■ Aim of the task
Find each line with "стороны" and copy it.

Saved data entries
--- --- ---

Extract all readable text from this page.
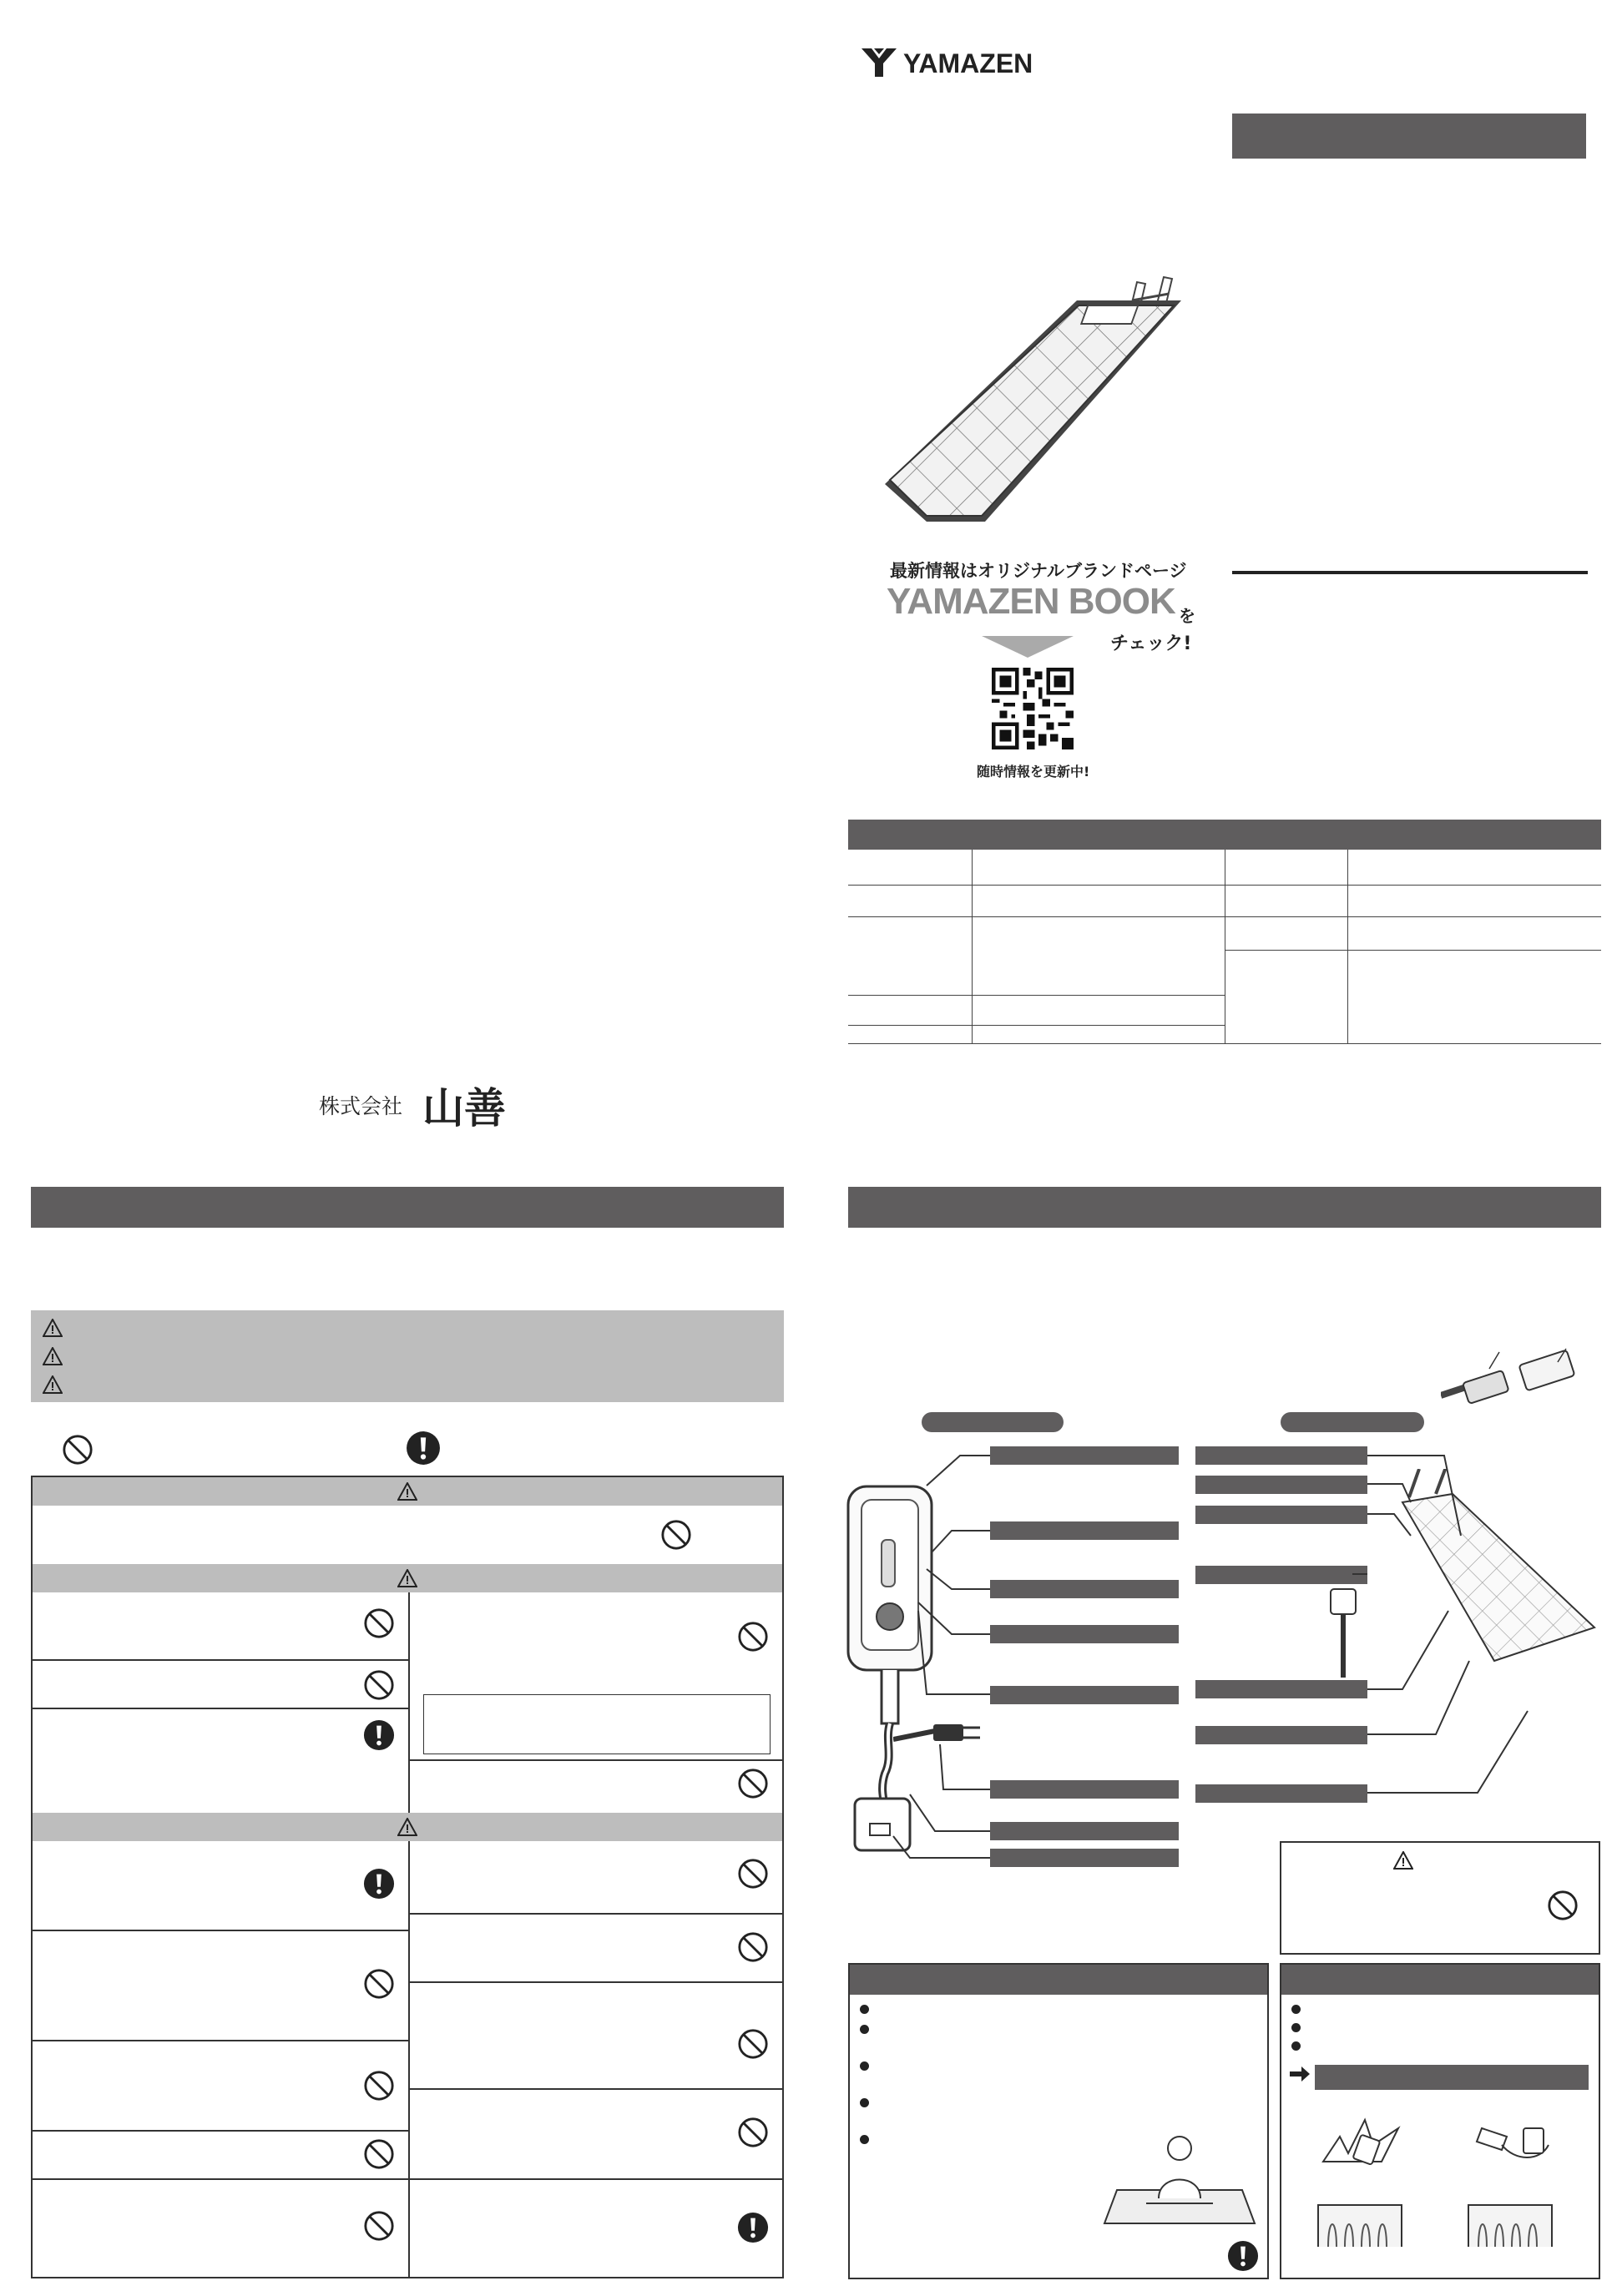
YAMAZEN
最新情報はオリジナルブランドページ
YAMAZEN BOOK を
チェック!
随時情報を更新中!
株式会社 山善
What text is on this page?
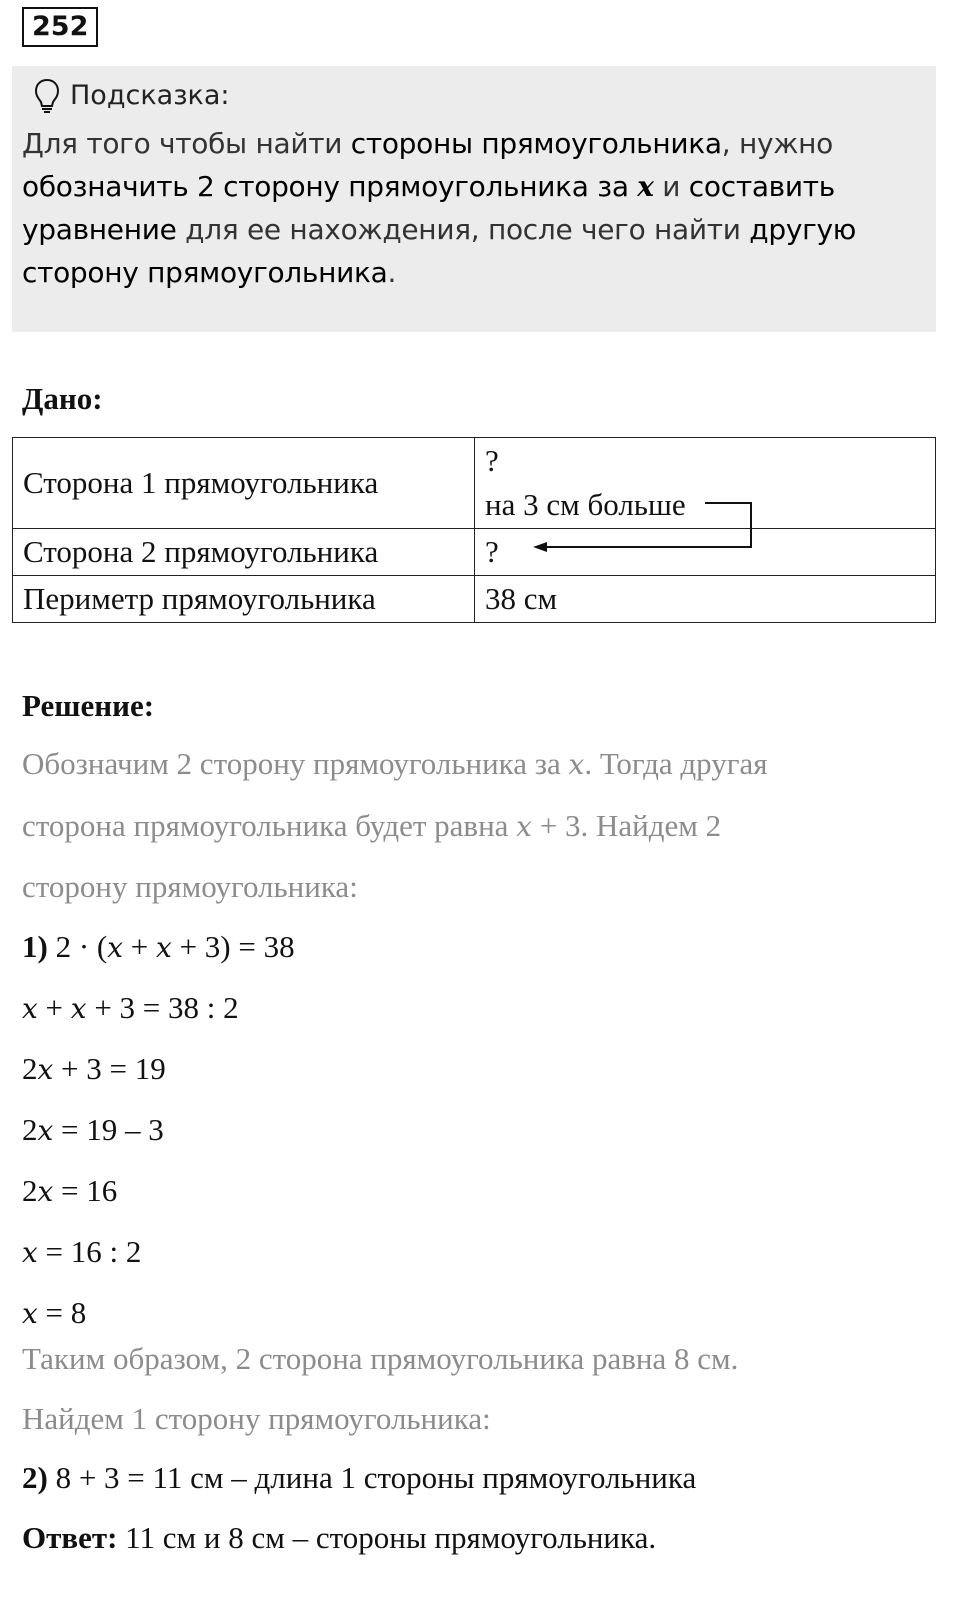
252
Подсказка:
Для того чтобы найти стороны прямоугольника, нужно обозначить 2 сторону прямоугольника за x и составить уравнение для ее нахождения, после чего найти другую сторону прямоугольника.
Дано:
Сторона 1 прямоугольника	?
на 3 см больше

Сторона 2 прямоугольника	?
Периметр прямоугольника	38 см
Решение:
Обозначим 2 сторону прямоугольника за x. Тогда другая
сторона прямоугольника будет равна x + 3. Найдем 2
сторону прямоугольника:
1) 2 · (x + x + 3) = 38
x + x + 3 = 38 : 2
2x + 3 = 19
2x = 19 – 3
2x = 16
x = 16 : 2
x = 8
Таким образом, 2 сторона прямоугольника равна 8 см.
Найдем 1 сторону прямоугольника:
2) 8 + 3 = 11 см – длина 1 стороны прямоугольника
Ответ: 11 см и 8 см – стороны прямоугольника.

--- --- ---

■ Answer to the exercise
Для того чтобы найти стороны прямоугольника, нужно обозначить 2 сторону прямоугольника за x и составить уравнение для ее нахождения, после чего найти другую сторону прямоугольника.
2) 8 + 3 = 11 см – длина 1 стороны прямоугольника
Ответ: 11 см и 8 см – стороны прямоугольника.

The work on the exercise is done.